> _DIRECTIONS FOR THIS TASK_:
For each line below that contains the string "they", copy that line.

(Dataset items)
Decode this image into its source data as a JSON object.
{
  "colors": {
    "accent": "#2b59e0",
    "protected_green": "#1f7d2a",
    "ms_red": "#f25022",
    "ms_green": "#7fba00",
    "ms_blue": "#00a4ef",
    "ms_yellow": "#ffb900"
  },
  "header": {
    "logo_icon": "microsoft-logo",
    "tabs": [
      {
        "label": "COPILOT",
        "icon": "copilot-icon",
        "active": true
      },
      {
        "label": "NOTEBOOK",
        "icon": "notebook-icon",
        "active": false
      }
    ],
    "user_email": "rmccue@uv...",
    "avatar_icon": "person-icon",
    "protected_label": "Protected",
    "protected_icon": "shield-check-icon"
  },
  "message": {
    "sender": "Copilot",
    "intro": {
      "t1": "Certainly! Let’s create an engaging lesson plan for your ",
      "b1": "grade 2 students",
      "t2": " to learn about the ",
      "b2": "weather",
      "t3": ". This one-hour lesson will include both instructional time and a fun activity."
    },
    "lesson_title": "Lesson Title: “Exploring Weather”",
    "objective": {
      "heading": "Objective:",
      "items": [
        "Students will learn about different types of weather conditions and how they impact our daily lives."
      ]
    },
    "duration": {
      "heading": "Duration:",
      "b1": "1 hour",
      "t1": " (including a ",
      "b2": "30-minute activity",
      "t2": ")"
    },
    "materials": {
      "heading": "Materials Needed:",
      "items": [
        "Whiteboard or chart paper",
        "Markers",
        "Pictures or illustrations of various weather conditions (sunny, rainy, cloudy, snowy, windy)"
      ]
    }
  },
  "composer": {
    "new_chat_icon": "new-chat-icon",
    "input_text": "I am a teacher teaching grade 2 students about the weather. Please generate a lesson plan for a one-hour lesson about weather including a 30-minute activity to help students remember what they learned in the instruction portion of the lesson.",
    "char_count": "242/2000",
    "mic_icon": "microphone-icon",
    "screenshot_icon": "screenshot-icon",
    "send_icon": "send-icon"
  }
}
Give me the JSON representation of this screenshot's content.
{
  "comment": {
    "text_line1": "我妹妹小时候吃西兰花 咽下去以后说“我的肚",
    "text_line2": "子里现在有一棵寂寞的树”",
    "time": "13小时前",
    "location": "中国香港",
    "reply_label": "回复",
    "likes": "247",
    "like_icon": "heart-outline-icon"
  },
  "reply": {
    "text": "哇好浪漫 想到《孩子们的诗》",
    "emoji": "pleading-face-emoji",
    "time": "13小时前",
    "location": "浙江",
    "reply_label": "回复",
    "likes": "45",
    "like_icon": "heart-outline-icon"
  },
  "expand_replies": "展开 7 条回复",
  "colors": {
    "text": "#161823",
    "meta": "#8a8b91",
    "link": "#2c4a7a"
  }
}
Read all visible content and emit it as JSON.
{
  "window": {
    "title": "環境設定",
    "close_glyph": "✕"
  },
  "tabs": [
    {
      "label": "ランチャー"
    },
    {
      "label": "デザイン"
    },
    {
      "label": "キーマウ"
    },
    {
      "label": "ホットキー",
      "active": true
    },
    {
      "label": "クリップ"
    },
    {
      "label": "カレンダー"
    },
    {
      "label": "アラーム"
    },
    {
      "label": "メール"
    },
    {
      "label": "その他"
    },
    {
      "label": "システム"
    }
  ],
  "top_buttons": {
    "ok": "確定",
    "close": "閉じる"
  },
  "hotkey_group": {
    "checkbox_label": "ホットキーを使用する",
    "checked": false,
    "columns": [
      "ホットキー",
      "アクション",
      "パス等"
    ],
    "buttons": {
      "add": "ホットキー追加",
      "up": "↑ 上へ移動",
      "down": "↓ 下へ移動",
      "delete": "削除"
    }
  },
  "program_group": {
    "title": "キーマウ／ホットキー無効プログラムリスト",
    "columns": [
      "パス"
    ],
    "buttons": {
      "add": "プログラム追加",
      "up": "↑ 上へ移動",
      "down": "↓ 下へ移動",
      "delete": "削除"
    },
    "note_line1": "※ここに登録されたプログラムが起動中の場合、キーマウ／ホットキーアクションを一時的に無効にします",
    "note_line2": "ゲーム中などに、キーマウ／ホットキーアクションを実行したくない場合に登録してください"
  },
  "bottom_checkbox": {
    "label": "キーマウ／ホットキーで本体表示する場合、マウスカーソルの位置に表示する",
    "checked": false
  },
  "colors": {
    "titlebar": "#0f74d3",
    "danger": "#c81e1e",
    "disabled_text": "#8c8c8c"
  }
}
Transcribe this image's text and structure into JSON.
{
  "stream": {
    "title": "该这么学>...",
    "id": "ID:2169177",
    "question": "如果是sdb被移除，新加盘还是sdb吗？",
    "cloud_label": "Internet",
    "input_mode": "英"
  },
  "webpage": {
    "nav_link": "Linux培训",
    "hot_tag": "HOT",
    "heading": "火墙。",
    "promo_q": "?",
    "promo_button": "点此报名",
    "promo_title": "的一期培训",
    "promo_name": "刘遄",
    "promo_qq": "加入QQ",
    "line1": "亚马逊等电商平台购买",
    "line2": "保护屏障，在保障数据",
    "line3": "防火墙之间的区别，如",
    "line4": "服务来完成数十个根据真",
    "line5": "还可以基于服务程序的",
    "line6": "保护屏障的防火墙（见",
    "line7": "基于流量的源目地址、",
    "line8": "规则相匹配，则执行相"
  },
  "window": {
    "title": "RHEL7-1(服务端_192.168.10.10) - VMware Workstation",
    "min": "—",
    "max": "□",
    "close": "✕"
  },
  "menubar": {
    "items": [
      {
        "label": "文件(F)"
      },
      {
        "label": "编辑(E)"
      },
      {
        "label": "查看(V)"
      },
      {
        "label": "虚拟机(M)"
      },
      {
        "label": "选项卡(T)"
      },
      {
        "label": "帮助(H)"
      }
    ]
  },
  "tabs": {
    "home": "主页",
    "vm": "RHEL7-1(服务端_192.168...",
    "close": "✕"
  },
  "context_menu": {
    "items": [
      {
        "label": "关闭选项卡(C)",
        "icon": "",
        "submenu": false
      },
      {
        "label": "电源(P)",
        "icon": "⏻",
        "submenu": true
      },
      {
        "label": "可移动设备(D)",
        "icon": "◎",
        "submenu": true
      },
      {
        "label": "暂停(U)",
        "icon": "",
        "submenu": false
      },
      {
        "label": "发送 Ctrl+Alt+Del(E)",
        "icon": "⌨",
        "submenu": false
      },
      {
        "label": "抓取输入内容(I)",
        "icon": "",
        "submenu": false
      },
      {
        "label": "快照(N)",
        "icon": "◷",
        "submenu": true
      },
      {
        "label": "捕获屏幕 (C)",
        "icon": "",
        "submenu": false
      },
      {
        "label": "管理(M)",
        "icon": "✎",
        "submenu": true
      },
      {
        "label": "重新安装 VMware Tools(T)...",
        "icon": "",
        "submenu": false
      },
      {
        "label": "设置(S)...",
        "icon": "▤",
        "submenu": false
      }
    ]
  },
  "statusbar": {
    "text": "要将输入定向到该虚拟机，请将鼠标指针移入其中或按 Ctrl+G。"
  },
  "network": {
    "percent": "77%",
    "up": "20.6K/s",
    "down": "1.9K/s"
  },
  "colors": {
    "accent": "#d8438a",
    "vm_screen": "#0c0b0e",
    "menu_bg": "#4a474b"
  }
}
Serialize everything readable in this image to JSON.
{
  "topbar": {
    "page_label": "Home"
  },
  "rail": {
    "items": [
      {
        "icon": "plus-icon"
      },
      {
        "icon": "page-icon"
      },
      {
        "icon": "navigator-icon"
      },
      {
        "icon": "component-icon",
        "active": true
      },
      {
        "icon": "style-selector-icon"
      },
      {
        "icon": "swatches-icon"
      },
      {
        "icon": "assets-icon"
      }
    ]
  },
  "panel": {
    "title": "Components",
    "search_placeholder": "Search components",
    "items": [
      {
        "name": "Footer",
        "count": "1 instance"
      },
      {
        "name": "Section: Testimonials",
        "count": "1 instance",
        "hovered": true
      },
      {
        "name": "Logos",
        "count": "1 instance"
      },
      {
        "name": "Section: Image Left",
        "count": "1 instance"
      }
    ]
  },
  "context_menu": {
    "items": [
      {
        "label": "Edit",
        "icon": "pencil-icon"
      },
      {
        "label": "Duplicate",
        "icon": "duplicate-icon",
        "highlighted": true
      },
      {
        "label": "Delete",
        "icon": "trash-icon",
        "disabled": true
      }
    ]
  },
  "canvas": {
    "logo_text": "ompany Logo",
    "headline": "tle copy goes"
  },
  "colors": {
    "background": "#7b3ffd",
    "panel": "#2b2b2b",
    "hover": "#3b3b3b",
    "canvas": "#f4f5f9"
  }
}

> _WRITTEN RESPONSE_:
        "Students will learn about different types of weather conditions and how they impact our daily lives."
    "input_text": "I am a teacher teaching grade 2 students about the weather. Please generate a lesson plan for a one-hour lesson about weather including a 30-minute activity to help students remember what they learned in the instruction portion of the lesson.",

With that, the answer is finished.